_Exercise brief:_ Report the count of lines where the string "this" appears, and nothing else.

_Data shown:_
** begin **

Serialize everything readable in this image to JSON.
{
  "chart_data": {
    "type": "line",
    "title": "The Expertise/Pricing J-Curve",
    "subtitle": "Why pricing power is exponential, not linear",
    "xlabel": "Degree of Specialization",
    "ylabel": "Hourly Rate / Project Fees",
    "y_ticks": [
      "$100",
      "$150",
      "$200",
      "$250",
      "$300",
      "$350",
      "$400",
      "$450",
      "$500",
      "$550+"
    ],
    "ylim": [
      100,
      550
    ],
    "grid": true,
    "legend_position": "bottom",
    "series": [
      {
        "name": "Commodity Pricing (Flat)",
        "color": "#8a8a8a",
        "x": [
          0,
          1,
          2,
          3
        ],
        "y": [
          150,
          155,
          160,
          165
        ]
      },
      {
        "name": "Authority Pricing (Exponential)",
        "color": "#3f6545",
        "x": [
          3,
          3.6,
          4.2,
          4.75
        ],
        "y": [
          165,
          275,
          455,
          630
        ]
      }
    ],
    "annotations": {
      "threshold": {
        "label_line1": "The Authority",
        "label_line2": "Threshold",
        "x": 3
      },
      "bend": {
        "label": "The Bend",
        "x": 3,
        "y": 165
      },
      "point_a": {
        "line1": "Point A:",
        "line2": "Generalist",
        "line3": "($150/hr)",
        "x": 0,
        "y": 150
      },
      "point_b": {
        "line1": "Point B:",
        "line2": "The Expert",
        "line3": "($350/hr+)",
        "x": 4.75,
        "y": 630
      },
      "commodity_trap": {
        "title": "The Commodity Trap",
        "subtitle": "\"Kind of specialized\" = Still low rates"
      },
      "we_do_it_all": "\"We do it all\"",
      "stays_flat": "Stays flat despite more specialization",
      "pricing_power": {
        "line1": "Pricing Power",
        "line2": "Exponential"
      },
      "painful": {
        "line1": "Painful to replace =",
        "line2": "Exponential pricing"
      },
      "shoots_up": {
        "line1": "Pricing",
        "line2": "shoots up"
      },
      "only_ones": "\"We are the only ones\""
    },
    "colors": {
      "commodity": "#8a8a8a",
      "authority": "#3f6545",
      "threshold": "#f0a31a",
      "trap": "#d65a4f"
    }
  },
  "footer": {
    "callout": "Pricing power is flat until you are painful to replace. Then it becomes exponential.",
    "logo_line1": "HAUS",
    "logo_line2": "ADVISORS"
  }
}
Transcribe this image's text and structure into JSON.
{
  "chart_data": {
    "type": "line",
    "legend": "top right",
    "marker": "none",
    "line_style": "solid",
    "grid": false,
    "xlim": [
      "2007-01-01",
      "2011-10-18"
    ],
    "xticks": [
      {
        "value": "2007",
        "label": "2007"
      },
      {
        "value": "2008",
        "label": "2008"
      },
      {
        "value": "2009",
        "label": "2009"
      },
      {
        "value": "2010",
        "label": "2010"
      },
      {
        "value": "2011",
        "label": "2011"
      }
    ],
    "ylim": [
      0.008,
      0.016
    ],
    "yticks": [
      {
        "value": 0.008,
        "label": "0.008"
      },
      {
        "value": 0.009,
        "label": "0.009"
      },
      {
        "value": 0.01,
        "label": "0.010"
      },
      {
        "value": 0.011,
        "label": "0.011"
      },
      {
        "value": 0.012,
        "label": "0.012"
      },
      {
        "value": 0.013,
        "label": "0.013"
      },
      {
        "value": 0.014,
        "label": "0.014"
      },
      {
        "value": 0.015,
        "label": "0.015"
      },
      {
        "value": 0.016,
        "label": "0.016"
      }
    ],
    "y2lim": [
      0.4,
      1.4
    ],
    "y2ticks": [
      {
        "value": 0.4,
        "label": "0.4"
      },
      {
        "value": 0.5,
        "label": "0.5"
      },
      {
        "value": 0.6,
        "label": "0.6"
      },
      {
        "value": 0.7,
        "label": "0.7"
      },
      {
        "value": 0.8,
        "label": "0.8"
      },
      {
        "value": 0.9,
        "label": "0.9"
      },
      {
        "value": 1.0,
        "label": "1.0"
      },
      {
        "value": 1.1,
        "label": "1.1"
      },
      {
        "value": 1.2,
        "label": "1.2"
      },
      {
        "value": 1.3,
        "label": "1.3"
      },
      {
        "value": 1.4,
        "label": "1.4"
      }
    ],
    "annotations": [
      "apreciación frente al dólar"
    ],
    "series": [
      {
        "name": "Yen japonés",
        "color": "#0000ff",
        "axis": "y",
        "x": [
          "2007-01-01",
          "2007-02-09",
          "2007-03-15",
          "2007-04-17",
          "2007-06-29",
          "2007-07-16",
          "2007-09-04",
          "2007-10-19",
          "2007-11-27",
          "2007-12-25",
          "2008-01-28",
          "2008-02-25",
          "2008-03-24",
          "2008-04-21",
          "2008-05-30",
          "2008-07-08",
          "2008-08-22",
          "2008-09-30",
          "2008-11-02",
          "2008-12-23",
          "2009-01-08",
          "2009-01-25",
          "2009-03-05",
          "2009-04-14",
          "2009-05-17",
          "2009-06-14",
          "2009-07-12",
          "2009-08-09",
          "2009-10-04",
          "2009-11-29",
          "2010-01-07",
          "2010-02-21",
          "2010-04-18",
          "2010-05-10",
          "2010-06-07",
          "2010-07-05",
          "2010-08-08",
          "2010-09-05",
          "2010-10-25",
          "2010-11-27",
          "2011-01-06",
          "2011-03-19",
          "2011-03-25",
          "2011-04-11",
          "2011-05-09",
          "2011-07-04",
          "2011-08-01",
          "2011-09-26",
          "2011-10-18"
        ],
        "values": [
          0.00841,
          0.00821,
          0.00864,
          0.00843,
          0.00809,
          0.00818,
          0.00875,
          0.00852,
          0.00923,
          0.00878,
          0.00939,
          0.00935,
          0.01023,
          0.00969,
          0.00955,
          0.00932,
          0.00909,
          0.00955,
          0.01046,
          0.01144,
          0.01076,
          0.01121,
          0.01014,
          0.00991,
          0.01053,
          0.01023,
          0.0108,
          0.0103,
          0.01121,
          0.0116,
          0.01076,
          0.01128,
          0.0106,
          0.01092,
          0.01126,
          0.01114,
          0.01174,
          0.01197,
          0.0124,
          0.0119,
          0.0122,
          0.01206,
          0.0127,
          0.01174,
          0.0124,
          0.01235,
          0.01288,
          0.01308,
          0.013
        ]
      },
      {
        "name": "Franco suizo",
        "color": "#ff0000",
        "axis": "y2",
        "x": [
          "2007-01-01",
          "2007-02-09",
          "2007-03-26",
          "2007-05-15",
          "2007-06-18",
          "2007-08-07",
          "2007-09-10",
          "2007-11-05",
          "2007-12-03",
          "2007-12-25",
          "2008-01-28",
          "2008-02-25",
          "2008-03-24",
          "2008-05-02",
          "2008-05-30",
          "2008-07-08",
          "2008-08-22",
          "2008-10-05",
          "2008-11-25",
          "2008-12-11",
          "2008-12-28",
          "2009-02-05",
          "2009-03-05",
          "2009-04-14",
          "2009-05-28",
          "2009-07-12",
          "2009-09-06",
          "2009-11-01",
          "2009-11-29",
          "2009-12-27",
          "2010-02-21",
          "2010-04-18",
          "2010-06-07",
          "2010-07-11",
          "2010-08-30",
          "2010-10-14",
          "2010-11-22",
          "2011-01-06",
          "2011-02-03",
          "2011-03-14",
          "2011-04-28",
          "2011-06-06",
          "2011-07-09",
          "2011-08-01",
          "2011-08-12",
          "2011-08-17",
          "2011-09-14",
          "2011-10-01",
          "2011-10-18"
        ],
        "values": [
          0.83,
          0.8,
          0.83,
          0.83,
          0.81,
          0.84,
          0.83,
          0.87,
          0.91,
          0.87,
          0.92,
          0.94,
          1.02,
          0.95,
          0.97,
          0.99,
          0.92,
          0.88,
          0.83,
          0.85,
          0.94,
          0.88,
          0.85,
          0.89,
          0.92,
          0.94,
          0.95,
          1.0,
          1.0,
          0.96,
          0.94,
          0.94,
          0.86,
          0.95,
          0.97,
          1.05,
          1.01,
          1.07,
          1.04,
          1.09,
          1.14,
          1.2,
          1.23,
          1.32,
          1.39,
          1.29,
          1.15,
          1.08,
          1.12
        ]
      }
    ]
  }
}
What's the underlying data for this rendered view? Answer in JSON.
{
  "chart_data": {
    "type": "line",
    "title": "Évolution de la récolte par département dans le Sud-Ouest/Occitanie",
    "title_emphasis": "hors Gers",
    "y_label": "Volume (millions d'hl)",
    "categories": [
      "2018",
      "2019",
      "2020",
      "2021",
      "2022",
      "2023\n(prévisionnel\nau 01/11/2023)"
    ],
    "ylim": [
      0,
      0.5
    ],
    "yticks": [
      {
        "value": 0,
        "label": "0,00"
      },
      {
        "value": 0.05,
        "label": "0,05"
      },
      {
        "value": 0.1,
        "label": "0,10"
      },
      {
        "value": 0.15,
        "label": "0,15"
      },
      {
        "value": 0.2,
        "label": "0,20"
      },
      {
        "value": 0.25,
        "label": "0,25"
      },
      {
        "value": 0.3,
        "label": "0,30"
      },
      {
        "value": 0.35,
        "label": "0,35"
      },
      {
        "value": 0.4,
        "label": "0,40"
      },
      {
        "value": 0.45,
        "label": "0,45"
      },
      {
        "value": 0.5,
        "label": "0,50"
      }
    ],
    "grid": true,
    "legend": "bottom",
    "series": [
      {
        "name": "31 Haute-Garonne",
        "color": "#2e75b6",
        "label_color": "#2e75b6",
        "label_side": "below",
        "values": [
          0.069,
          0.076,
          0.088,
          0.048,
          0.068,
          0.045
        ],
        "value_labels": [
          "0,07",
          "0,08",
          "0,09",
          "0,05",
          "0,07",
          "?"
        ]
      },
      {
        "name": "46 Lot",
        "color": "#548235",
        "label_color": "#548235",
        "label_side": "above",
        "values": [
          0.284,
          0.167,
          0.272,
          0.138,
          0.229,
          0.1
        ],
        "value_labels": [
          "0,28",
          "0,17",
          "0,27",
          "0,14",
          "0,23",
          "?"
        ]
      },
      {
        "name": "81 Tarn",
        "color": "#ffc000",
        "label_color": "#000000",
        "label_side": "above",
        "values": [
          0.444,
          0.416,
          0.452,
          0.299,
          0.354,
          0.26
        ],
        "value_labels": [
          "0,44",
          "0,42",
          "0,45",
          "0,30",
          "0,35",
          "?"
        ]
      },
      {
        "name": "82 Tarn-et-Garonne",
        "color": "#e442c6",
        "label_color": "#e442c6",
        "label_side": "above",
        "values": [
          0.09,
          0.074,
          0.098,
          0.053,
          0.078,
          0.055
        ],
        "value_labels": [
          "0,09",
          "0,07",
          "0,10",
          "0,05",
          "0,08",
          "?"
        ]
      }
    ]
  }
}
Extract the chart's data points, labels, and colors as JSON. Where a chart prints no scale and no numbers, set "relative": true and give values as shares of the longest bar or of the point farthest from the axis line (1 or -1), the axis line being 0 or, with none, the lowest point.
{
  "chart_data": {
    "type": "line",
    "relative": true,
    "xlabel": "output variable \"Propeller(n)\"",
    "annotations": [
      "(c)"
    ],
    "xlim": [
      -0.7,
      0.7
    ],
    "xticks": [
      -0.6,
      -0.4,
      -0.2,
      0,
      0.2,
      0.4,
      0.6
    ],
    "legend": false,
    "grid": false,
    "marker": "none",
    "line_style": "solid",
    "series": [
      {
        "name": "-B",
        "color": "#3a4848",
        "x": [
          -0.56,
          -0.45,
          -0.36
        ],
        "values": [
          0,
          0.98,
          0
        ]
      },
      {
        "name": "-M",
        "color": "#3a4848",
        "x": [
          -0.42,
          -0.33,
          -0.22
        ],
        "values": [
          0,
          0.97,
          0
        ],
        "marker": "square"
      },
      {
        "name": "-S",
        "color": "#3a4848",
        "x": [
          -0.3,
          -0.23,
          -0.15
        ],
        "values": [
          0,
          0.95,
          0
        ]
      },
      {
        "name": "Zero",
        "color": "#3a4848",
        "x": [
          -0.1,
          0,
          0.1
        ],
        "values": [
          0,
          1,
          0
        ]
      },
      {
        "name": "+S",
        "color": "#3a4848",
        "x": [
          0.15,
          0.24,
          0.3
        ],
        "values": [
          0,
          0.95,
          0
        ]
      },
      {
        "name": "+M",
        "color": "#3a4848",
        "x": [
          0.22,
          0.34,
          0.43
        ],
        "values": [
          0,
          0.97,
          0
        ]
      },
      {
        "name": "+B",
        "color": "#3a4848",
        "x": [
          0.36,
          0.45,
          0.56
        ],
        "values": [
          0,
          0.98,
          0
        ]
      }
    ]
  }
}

** end **

_Task solution:_ 3